Transcribe the data that follows precisely, omitting nothing.

##### DATASET ROWS

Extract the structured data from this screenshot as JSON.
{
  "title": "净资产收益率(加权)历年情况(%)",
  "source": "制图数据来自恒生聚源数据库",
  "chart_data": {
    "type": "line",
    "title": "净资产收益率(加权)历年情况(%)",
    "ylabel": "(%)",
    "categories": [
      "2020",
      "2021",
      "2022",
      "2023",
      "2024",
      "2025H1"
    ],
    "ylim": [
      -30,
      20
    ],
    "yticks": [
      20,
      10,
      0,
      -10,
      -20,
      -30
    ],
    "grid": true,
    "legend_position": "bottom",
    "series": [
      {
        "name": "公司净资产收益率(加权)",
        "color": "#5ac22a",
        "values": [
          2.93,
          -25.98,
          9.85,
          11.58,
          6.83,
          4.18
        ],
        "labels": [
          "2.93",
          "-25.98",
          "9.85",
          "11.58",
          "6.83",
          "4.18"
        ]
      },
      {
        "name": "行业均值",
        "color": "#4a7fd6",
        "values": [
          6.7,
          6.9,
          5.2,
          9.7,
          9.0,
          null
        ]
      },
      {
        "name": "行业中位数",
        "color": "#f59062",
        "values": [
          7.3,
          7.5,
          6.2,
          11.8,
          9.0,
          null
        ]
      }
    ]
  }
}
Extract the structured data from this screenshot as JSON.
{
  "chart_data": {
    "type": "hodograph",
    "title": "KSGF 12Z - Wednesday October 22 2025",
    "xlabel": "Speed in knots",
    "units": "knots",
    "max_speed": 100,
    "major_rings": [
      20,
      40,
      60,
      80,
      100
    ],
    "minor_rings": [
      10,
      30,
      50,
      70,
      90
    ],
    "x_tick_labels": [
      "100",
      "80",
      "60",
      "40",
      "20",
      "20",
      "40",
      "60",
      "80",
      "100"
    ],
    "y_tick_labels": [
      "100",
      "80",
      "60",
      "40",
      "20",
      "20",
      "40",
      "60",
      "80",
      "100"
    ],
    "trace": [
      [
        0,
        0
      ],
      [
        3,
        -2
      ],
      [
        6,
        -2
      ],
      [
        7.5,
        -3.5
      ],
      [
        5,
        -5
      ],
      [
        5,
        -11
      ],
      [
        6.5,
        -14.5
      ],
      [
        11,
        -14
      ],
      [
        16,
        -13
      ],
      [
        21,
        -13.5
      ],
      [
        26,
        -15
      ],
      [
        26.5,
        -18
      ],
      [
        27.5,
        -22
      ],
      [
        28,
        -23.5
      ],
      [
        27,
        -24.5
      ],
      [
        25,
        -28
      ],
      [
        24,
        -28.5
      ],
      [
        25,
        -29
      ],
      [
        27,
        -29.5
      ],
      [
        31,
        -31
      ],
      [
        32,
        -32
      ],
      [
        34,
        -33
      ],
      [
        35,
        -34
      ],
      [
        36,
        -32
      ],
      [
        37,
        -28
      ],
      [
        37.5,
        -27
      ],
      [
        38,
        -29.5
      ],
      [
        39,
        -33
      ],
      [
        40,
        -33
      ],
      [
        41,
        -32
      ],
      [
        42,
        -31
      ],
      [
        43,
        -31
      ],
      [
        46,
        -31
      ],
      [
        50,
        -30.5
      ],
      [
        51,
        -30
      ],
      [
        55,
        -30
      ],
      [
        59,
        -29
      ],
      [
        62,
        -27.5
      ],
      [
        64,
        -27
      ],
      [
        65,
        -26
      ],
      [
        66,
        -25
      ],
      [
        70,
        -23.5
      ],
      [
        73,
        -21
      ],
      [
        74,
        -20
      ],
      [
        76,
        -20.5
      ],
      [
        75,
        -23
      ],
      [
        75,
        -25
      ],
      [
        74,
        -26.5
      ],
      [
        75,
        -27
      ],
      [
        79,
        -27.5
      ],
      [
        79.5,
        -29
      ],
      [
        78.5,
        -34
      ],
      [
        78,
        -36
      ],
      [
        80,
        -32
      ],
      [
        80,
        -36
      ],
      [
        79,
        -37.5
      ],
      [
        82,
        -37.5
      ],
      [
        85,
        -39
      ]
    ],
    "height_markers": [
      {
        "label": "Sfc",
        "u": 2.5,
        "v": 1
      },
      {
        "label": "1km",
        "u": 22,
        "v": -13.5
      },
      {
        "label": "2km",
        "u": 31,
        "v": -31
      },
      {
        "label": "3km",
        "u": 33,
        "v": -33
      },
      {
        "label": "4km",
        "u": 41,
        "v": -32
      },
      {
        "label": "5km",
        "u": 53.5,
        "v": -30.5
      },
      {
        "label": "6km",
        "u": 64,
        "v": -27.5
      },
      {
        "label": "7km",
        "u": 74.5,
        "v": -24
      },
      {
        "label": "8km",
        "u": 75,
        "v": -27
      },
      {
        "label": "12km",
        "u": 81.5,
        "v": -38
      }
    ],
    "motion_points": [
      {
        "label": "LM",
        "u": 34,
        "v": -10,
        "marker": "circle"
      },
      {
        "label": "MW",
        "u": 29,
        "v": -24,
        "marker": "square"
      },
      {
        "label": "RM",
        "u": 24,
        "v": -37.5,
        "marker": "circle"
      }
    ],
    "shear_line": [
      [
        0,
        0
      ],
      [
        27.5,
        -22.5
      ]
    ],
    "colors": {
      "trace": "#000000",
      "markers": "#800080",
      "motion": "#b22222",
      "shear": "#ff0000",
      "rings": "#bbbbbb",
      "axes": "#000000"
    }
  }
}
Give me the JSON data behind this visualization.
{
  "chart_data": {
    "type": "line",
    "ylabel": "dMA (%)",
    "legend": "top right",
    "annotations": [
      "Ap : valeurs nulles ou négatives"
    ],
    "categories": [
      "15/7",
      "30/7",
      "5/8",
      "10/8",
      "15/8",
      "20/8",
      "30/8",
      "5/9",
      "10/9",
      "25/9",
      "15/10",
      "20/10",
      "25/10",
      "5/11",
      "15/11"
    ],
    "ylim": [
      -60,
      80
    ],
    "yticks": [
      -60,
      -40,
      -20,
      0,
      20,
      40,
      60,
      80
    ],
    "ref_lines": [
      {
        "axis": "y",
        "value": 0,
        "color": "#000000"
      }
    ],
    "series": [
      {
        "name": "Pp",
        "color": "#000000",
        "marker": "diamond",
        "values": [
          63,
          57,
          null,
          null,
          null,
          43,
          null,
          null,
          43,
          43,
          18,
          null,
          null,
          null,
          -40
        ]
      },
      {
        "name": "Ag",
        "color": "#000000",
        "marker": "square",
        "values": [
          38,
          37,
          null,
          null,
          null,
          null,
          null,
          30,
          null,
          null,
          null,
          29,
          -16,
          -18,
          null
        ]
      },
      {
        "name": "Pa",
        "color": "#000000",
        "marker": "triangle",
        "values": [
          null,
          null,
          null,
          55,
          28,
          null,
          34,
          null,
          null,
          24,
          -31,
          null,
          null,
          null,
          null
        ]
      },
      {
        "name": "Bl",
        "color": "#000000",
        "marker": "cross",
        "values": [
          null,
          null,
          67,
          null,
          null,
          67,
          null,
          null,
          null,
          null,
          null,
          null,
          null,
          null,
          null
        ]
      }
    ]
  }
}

##########

RESULT BELOW:
Extract the structured data from this screenshot as JSON.
{
  "title": "净资产收益率(加权)历年情况(%)",
  "source": "制图数据来自恒生聚源数据库",
  "chart_data": {
    "type": "line",
    "title": "净资产收益率(加权)历年情况(%)",
    "ylabel": "(%)",
    "categories": [
      "2020",
      "2021",
      "2022",
      "2023",
      "2024",
      "2025H1"
    ],
    "ylim": [
      -30,
      20
    ],
    "yticks": [
      20,
      10,
      0,
      -10,
      -20,
      -30
    ],
    "grid": true,
    "legend_position": "bottom",
    "series": [
      {
        "name": "公司净资产收益率(加权)",
        "color": "#5ac22a",
        "values": [
          2.93,
          -25.98,
          9.85,
          11.58,
          6.83,
          4.18
        ],
        "labels": [
          "2.93",
          "-25.98",
          "9.85",
          "11.58",
          "6.83",
          "4.18"
        ]
      },
      {
        "name": "行业均值",
        "color": "#4a7fd6",
        "values": [
          6.7,
          6.9,
          5.2,
          9.7,
          9.0,
          null
        ]
      },
      {
        "name": "行业中位数",
        "color": "#f59062",
        "values": [
          7.3,
          7.5,
          6.2,
          11.8,
          9.0,
          null
        ]
      }
    ]
  }
}
Extract the structured data from this screenshot as JSON.
{
  "chart_data": {
    "type": "hodograph",
    "title": "KSGF 12Z - Wednesday October 22 2025",
    "xlabel": "Speed in knots",
    "units": "knots",
    "max_speed": 100,
    "major_rings": [
      20,
      40,
      60,
      80,
      100
    ],
    "minor_rings": [
      10,
      30,
      50,
      70,
      90
    ],
    "x_tick_labels": [
      "100",
      "80",
      "60",
      "40",
      "20",
      "20",
      "40",
      "60",
      "80",
      "100"
    ],
    "y_tick_labels": [
      "100",
      "80",
      "60",
      "40",
      "20",
      "20",
      "40",
      "60",
      "80",
      "100"
    ],
    "trace": [
      [
        0,
        0
      ],
      [
        3,
        -2
      ],
      [
        6,
        -2
      ],
      [
        7.5,
        -3.5
      ],
      [
        5,
        -5
      ],
      [
        5,
        -11
      ],
      [
        6.5,
        -14.5
      ],
      [
        11,
        -14
      ],
      [
        16,
        -13
      ],
      [
        21,
        -13.5
      ],
      [
        26,
        -15
      ],
      [
        26.5,
        -18
      ],
      [
        27.5,
        -22
      ],
      [
        28,
        -23.5
      ],
      [
        27,
        -24.5
      ],
      [
        25,
        -28
      ],
      [
        24,
        -28.5
      ],
      [
        25,
        -29
      ],
      [
        27,
        -29.5
      ],
      [
        31,
        -31
      ],
      [
        32,
        -32
      ],
      [
        34,
        -33
      ],
      [
        35,
        -34
      ],
      [
        36,
        -32
      ],
      [
        37,
        -28
      ],
      [
        37.5,
        -27
      ],
      [
        38,
        -29.5
      ],
      [
        39,
        -33
      ],
      [
        40,
        -33
      ],
      [
        41,
        -32
      ],
      [
        42,
        -31
      ],
      [
        43,
        -31
      ],
      [
        46,
        -31
      ],
      [
        50,
        -30.5
      ],
      [
        51,
        -30
      ],
      [
        55,
        -30
      ],
      [
        59,
        -29
      ],
      [
        62,
        -27.5
      ],
      [
        64,
        -27
      ],
      [
        65,
        -26
      ],
      [
        66,
        -25
      ],
      [
        70,
        -23.5
      ],
      [
        73,
        -21
      ],
      [
        74,
        -20
      ],
      [
        76,
        -20.5
      ],
      [
        75,
        -23
      ],
      [
        75,
        -25
      ],
      [
        74,
        -26.5
      ],
      [
        75,
        -27
      ],
      [
        79,
        -27.5
      ],
      [
        79.5,
        -29
      ],
      [
        78.5,
        -34
      ],
      [
        78,
        -36
      ],
      [
        80,
        -32
      ],
      [
        80,
        -36
      ],
      [
        79,
        -37.5
      ],
      [
        82,
        -37.5
      ],
      [
        85,
        -39
      ]
    ],
    "height_markers": [
      {
        "label": "Sfc",
        "u": 2.5,
        "v": 1
      },
      {
        "label": "1km",
        "u": 22,
        "v": -13.5
      },
      {
        "label": "2km",
        "u": 31,
        "v": -31
      },
      {
        "label": "3km",
        "u": 33,
        "v": -33
      },
      {
        "label": "4km",
        "u": 41,
        "v": -32
      },
      {
        "label": "5km",
        "u": 53.5,
        "v": -30.5
      },
      {
        "label": "6km",
        "u": 64,
        "v": -27.5
      },
      {
        "label": "7km",
        "u": 74.5,
        "v": -24
      },
      {
        "label": "8km",
        "u": 75,
        "v": -27
      },
      {
        "label": "12km",
        "u": 81.5,
        "v": -38
      }
    ],
    "motion_points": [
      {
        "label": "LM",
        "u": 34,
        "v": -10,
        "marker": "circle"
      },
      {
        "label": "MW",
        "u": 29,
        "v": -24,
        "marker": "square"
      },
      {
        "label": "RM",
        "u": 24,
        "v": -37.5,
        "marker": "circle"
      }
    ],
    "shear_line": [
      [
        0,
        0
      ],
      [
        27.5,
        -22.5
      ]
    ],
    "colors": {
      "trace": "#000000",
      "markers": "#800080",
      "motion": "#b22222",
      "shear": "#ff0000",
      "rings": "#bbbbbb",
      "axes": "#000000"
    }
  }
}
Give me the JSON data behind this visualization.
{
  "chart_data": {
    "type": "line",
    "ylabel": "dMA (%)",
    "legend": "top right",
    "annotations": [
      "Ap : valeurs nulles ou négatives"
    ],
    "categories": [
      "15/7",
      "30/7",
      "5/8",
      "10/8",
      "15/8",
      "20/8",
      "30/8",
      "5/9",
      "10/9",
      "25/9",
      "15/10",
      "20/10",
      "25/10",
      "5/11",
      "15/11"
    ],
    "ylim": [
      -60,
      80
    ],
    "yticks": [
      -60,
      -40,
      -20,
      0,
      20,
      40,
      60,
      80
    ],
    "ref_lines": [
      {
        "axis": "y",
        "value": 0,
        "color": "#000000"
      }
    ],
    "series": [
      {
        "name": "Pp",
        "color": "#000000",
        "marker": "diamond",
        "values": [
          63,
          57,
          null,
          null,
          null,
          43,
          null,
          null,
          43,
          43,
          18,
          null,
          null,
          null,
          -40
        ]
      },
      {
        "name": "Ag",
        "color": "#000000",
        "marker": "square",
        "values": [
          38,
          37,
          null,
          null,
          null,
          null,
          null,
          30,
          null,
          null,
          null,
          29,
          -16,
          -18,
          null
        ]
      },
      {
        "name": "Pa",
        "color": "#000000",
        "marker": "triangle",
        "values": [
          null,
          null,
          null,
          55,
          28,
          null,
          34,
          null,
          null,
          24,
          -31,
          null,
          null,
          null,
          null
        ]
      },
      {
        "name": "Bl",
        "color": "#000000",
        "marker": "cross",
        "values": [
          null,
          null,
          67,
          null,
          null,
          67,
          null,
          null,
          null,
          null,
          null,
          null,
          null,
          null,
          null
        ]
      }
    ]
  }
}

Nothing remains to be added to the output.